*What is required*:
Extract every line of the material below and reproduce it faithfully.

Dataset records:

┄┄┄┄┄┄

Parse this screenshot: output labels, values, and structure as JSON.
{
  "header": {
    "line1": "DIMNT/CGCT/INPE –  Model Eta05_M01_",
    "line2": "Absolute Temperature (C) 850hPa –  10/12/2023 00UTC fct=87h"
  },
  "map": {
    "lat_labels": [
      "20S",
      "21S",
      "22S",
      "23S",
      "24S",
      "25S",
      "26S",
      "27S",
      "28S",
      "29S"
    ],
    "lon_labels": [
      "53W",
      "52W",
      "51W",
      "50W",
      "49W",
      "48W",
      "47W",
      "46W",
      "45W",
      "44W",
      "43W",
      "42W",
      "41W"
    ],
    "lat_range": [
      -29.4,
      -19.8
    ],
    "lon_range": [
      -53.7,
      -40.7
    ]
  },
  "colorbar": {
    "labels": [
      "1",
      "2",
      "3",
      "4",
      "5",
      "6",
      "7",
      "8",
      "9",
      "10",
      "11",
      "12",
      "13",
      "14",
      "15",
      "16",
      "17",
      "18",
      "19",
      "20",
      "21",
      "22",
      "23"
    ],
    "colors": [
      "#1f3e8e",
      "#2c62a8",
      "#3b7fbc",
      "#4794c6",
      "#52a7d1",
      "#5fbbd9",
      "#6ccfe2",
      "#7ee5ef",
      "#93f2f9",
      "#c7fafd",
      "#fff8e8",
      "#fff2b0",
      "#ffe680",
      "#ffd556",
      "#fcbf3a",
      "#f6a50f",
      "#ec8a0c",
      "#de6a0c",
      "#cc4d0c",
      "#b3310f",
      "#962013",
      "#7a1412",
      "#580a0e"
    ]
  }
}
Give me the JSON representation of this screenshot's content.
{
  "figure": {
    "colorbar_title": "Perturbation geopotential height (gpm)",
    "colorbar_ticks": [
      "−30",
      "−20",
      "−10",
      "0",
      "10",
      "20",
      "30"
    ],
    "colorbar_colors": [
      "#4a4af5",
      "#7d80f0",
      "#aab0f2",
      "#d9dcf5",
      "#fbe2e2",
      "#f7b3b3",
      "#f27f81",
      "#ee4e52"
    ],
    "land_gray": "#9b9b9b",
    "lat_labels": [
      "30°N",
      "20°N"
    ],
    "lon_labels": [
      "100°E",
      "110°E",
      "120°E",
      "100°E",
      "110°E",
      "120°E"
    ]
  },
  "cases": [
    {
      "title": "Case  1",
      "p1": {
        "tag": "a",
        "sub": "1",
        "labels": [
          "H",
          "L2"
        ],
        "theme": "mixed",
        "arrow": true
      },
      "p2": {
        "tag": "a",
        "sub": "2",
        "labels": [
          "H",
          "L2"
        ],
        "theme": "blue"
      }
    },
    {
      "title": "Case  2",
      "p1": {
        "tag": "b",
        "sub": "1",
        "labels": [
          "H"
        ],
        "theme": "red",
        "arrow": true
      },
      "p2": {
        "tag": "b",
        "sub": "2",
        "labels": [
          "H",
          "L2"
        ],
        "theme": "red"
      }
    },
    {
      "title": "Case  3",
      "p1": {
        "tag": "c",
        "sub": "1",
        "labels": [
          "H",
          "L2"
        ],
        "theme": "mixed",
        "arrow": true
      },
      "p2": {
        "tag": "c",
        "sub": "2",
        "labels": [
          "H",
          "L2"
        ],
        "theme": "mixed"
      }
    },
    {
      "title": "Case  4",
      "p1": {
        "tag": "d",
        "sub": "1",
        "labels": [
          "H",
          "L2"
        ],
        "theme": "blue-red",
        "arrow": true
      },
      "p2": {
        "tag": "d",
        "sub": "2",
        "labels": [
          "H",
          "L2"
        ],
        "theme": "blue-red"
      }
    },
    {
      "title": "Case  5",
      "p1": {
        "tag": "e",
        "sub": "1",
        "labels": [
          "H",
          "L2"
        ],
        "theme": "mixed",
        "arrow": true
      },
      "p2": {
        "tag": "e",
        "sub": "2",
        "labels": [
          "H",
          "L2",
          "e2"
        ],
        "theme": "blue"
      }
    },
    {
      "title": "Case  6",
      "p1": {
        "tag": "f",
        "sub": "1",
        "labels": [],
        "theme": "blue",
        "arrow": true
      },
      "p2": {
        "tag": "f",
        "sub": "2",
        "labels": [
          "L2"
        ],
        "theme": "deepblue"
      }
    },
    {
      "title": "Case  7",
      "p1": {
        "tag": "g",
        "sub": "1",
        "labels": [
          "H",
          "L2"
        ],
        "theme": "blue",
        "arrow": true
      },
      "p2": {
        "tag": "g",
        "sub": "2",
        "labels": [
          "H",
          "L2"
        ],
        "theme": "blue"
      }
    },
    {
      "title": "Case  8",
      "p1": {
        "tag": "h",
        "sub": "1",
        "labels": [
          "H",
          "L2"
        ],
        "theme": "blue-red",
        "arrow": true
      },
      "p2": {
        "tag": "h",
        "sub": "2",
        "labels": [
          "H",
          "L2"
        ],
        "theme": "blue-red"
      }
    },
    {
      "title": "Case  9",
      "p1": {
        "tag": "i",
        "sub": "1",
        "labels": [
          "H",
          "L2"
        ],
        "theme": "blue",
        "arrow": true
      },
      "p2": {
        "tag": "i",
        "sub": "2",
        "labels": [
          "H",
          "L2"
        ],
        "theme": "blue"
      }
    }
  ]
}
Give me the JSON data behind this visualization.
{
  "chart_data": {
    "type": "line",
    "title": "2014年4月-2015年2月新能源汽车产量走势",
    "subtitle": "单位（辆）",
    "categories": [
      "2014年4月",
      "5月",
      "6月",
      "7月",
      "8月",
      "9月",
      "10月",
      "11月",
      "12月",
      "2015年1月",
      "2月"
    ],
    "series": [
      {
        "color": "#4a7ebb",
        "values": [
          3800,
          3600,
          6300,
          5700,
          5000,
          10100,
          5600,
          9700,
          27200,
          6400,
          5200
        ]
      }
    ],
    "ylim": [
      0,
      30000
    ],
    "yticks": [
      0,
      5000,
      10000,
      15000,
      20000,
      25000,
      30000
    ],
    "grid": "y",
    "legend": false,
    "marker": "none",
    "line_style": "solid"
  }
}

┄┄┄┄┄┄

*Written response*:
Parse this screenshot: output labels, values, and structure as JSON.
{
  "header": {
    "line1": "DIMNT/CGCT/INPE –  Model Eta05_M01_",
    "line2": "Absolute Temperature (C) 850hPa –  10/12/2023 00UTC fct=87h"
  },
  "map": {
    "lat_labels": [
      "20S",
      "21S",
      "22S",
      "23S",
      "24S",
      "25S",
      "26S",
      "27S",
      "28S",
      "29S"
    ],
    "lon_labels": [
      "53W",
      "52W",
      "51W",
      "50W",
      "49W",
      "48W",
      "47W",
      "46W",
      "45W",
      "44W",
      "43W",
      "42W",
      "41W"
    ],
    "lat_range": [
      -29.4,
      -19.8
    ],
    "lon_range": [
      -53.7,
      -40.7
    ]
  },
  "colorbar": {
    "labels": [
      "1",
      "2",
      "3",
      "4",
      "5",
      "6",
      "7",
      "8",
      "9",
      "10",
      "11",
      "12",
      "13",
      "14",
      "15",
      "16",
      "17",
      "18",
      "19",
      "20",
      "21",
      "22",
      "23"
    ],
    "colors": [
      "#1f3e8e",
      "#2c62a8",
      "#3b7fbc",
      "#4794c6",
      "#52a7d1",
      "#5fbbd9",
      "#6ccfe2",
      "#7ee5ef",
      "#93f2f9",
      "#c7fafd",
      "#fff8e8",
      "#fff2b0",
      "#ffe680",
      "#ffd556",
      "#fcbf3a",
      "#f6a50f",
      "#ec8a0c",
      "#de6a0c",
      "#cc4d0c",
      "#b3310f",
      "#962013",
      "#7a1412",
      "#580a0e"
    ]
  }
}
Give me the JSON representation of this screenshot's content.
{
  "figure": {
    "colorbar_title": "Perturbation geopotential height (gpm)",
    "colorbar_ticks": [
      "−30",
      "−20",
      "−10",
      "0",
      "10",
      "20",
      "30"
    ],
    "colorbar_colors": [
      "#4a4af5",
      "#7d80f0",
      "#aab0f2",
      "#d9dcf5",
      "#fbe2e2",
      "#f7b3b3",
      "#f27f81",
      "#ee4e52"
    ],
    "land_gray": "#9b9b9b",
    "lat_labels": [
      "30°N",
      "20°N"
    ],
    "lon_labels": [
      "100°E",
      "110°E",
      "120°E",
      "100°E",
      "110°E",
      "120°E"
    ]
  },
  "cases": [
    {
      "title": "Case  1",
      "p1": {
        "tag": "a",
        "sub": "1",
        "labels": [
          "H",
          "L2"
        ],
        "theme": "mixed",
        "arrow": true
      },
      "p2": {
        "tag": "a",
        "sub": "2",
        "labels": [
          "H",
          "L2"
        ],
        "theme": "blue"
      }
    },
    {
      "title": "Case  2",
      "p1": {
        "tag": "b",
        "sub": "1",
        "labels": [
          "H"
        ],
        "theme": "red",
        "arrow": true
      },
      "p2": {
        "tag": "b",
        "sub": "2",
        "labels": [
          "H",
          "L2"
        ],
        "theme": "red"
      }
    },
    {
      "title": "Case  3",
      "p1": {
        "tag": "c",
        "sub": "1",
        "labels": [
          "H",
          "L2"
        ],
        "theme": "mixed",
        "arrow": true
      },
      "p2": {
        "tag": "c",
        "sub": "2",
        "labels": [
          "H",
          "L2"
        ],
        "theme": "mixed"
      }
    },
    {
      "title": "Case  4",
      "p1": {
        "tag": "d",
        "sub": "1",
        "labels": [
          "H",
          "L2"
        ],
        "theme": "blue-red",
        "arrow": true
      },
      "p2": {
        "tag": "d",
        "sub": "2",
        "labels": [
          "H",
          "L2"
        ],
        "theme": "blue-red"
      }
    },
    {
      "title": "Case  5",
      "p1": {
        "tag": "e",
        "sub": "1",
        "labels": [
          "H",
          "L2"
        ],
        "theme": "mixed",
        "arrow": true
      },
      "p2": {
        "tag": "e",
        "sub": "2",
        "labels": [
          "H",
          "L2",
          "e2"
        ],
        "theme": "blue"
      }
    },
    {
      "title": "Case  6",
      "p1": {
        "tag": "f",
        "sub": "1",
        "labels": [],
        "theme": "blue",
        "arrow": true
      },
      "p2": {
        "tag": "f",
        "sub": "2",
        "labels": [
          "L2"
        ],
        "theme": "deepblue"
      }
    },
    {
      "title": "Case  7",
      "p1": {
        "tag": "g",
        "sub": "1",
        "labels": [
          "H",
          "L2"
        ],
        "theme": "blue",
        "arrow": true
      },
      "p2": {
        "tag": "g",
        "sub": "2",
        "labels": [
          "H",
          "L2"
        ],
        "theme": "blue"
      }
    },
    {
      "title": "Case  8",
      "p1": {
        "tag": "h",
        "sub": "1",
        "labels": [
          "H",
          "L2"
        ],
        "theme": "blue-red",
        "arrow": true
      },
      "p2": {
        "tag": "h",
        "sub": "2",
        "labels": [
          "H",
          "L2"
        ],
        "theme": "blue-red"
      }
    },
    {
      "title": "Case  9",
      "p1": {
        "tag": "i",
        "sub": "1",
        "labels": [
          "H",
          "L2"
        ],
        "theme": "blue",
        "arrow": true
      },
      "p2": {
        "tag": "i",
        "sub": "2",
        "labels": [
          "H",
          "L2"
        ],
        "theme": "blue"
      }
    }
  ]
}
Give me the JSON data behind this visualization.
{
  "chart_data": {
    "type": "line",
    "title": "2014年4月-2015年2月新能源汽车产量走势",
    "subtitle": "单位（辆）",
    "categories": [
      "2014年4月",
      "5月",
      "6月",
      "7月",
      "8月",
      "9月",
      "10月",
      "11月",
      "12月",
      "2015年1月",
      "2月"
    ],
    "series": [
      {
        "color": "#4a7ebb",
        "values": [
          3800,
          3600,
          6300,
          5700,
          5000,
          10100,
          5600,
          9700,
          27200,
          6400,
          5200
        ]
      }
    ],
    "ylim": [
      0,
      30000
    ],
    "yticks": [
      0,
      5000,
      10000,
      15000,
      20000,
      25000,
      30000
    ],
    "grid": "y",
    "legend": false,
    "marker": "none",
    "line_style": "solid"
  }
}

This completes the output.